» STATED PROBLEM: Output each entry below as it stands, leaving out every picture.

◆ ◆ ◆ ◆ ◆ ◆ ◆

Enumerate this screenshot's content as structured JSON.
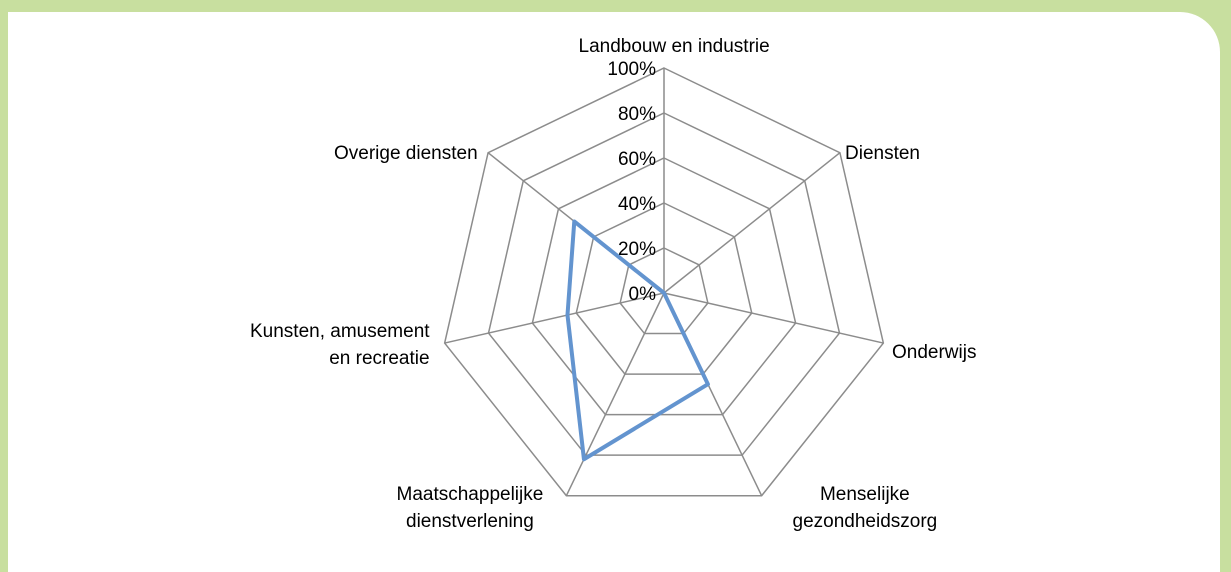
{
  "chart_data": {
    "type": "radar",
    "categories": [
      "Landbouw en industrie",
      "Diensten",
      "Onderwijs",
      "Menselijke\ngezondheidszorg",
      "Maatschappelijke\ndienstverlening",
      "Kunsten, amusement\nen recreatie",
      "Overige diensten"
    ],
    "values": [
      0,
      0,
      0,
      45,
      82,
      44,
      51
    ],
    "color": "#6394cf",
    "ylim": [
      0,
      100
    ],
    "yticks": [
      {
        "value": 0,
        "label": "0%"
      },
      {
        "value": 20,
        "label": "20%"
      },
      {
        "value": 40,
        "label": "40%"
      },
      {
        "value": 60,
        "label": "60%"
      },
      {
        "value": 80,
        "label": "80%"
      },
      {
        "value": 100,
        "label": "100%"
      }
    ],
    "grid": true
  }
}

◆ ◆ ◆ ◆ ◆ ◆ ◆

» SOLUTION TO THIS EXERCISE:
Enumerate this screenshot's content as structured JSON.
{
  "chart_data": {
    "type": "radar",
    "categories": [
      "Landbouw en industrie",
      "Diensten",
      "Onderwijs",
      "Menselijke\ngezondheidszorg",
      "Maatschappelijke\ndienstverlening",
      "Kunsten, amusement\nen recreatie",
      "Overige diensten"
    ],
    "values": [
      0,
      0,
      0,
      45,
      82,
      44,
      51
    ],
    "color": "#6394cf",
    "ylim": [
      0,
      100
    ],
    "yticks": [
      {
        "value": 0,
        "label": "0%"
      },
      {
        "value": 20,
        "label": "20%"
      },
      {
        "value": 40,
        "label": "40%"
      },
      {
        "value": 60,
        "label": "60%"
      },
      {
        "value": 80,
        "label": "80%"
      },
      {
        "value": 100,
        "label": "100%"
      }
    ],
    "grid": true
  }
}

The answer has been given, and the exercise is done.